The request :: Select each row below that contains the string "sidebar", treating uppercase and lowercase letters as different, and copy those rows.

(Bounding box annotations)
◇ ◇ ◇ ◇ ◇ ◇ ◇
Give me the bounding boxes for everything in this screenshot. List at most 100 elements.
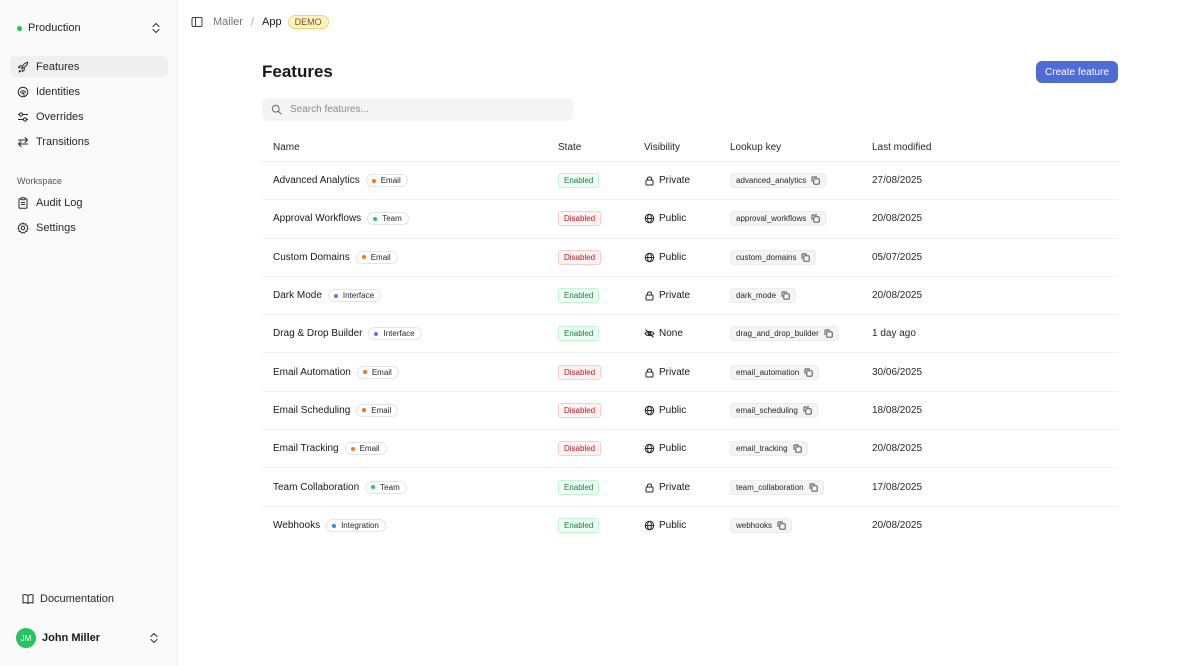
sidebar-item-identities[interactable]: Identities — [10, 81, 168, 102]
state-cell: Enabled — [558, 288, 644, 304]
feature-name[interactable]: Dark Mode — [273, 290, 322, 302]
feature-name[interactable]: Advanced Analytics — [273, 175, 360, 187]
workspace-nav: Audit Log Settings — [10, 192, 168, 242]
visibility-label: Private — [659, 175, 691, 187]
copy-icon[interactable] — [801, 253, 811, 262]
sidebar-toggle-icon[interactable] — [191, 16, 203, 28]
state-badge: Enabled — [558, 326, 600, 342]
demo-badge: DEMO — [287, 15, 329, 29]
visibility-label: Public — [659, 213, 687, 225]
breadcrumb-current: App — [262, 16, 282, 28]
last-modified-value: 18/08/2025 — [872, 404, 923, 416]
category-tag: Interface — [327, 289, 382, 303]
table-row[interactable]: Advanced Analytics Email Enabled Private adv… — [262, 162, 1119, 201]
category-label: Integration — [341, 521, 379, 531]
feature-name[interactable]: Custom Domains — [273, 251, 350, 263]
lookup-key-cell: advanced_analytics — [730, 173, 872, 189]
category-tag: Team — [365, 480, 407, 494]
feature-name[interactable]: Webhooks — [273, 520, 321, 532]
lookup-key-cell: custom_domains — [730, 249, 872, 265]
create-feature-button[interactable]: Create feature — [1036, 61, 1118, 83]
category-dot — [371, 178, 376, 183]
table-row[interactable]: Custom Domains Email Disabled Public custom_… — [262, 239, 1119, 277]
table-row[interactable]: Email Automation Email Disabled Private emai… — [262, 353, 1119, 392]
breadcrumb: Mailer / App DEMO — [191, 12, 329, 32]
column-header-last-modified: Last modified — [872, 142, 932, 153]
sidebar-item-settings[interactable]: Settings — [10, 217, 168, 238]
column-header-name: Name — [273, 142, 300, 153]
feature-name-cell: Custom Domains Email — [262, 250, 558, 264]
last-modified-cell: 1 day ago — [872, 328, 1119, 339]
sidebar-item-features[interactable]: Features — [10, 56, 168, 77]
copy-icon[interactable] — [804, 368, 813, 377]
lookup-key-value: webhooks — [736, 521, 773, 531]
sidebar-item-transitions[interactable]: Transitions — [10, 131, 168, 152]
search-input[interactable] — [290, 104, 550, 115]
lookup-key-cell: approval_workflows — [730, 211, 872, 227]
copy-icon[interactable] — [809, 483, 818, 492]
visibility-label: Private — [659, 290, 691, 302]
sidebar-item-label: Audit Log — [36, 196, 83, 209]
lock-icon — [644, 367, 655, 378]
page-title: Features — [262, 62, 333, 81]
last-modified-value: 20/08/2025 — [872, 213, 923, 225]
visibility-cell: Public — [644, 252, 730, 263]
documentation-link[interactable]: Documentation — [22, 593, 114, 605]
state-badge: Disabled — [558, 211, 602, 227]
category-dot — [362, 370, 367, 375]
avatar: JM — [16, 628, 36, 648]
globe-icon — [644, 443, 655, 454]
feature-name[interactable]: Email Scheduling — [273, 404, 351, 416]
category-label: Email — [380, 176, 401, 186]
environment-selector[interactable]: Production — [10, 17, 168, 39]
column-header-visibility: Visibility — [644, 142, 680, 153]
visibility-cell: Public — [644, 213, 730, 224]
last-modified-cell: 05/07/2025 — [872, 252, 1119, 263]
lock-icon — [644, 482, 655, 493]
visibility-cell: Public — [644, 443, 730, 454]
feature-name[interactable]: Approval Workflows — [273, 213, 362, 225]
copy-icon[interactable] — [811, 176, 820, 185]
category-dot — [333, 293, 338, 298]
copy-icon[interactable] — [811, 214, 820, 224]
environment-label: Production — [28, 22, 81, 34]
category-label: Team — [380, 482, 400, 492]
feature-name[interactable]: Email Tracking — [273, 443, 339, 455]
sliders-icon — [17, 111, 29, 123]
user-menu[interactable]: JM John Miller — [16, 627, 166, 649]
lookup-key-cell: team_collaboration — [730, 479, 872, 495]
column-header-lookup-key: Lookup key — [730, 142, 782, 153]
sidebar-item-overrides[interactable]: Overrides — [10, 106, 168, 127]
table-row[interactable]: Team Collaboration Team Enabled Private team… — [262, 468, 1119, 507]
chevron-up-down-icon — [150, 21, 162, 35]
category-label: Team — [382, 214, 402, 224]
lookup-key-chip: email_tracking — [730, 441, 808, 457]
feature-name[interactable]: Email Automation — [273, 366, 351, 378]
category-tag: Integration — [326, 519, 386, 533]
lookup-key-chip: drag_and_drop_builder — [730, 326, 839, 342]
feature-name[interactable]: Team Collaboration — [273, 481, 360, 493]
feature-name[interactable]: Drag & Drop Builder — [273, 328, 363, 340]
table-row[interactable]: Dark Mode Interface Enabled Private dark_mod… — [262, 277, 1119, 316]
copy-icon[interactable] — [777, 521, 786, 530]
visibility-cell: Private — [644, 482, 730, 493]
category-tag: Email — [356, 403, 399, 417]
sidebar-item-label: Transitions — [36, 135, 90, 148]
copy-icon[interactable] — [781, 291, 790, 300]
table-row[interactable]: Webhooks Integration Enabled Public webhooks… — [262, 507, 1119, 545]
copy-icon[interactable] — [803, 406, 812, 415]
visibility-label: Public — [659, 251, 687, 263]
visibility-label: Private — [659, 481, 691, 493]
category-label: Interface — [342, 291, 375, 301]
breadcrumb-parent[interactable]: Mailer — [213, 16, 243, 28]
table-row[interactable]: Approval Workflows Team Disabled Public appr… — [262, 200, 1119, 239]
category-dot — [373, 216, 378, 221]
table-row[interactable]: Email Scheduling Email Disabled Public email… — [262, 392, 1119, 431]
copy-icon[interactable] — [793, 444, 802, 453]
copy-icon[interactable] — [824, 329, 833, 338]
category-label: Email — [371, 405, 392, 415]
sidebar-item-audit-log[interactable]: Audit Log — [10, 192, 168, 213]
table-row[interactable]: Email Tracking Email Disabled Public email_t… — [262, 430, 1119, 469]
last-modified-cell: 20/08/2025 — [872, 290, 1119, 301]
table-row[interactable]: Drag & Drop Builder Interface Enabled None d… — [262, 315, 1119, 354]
◇ ◇ ◇ ◇ ◇ ◇ ◇
Reply to the task ::
sidebar-item-identities[interactable]: Identities — [10, 81, 168, 102]
sidebar-toggle-icon[interactable] — [191, 16, 203, 28]
sidebar-item-settings[interactable]: Settings — [10, 217, 168, 238]
sidebar-item-features[interactable]: Features — [10, 56, 168, 77]
sidebar-item-transitions[interactable]: Transitions — [10, 131, 168, 152]
sidebar-item-label: Audit Log — [36, 196, 83, 209]
sidebar-item-overrides[interactable]: Overrides — [10, 106, 168, 127]
sidebar-item-label: Transitions — [36, 135, 90, 148]
sidebar-item-audit-log[interactable]: Audit Log — [10, 192, 168, 213]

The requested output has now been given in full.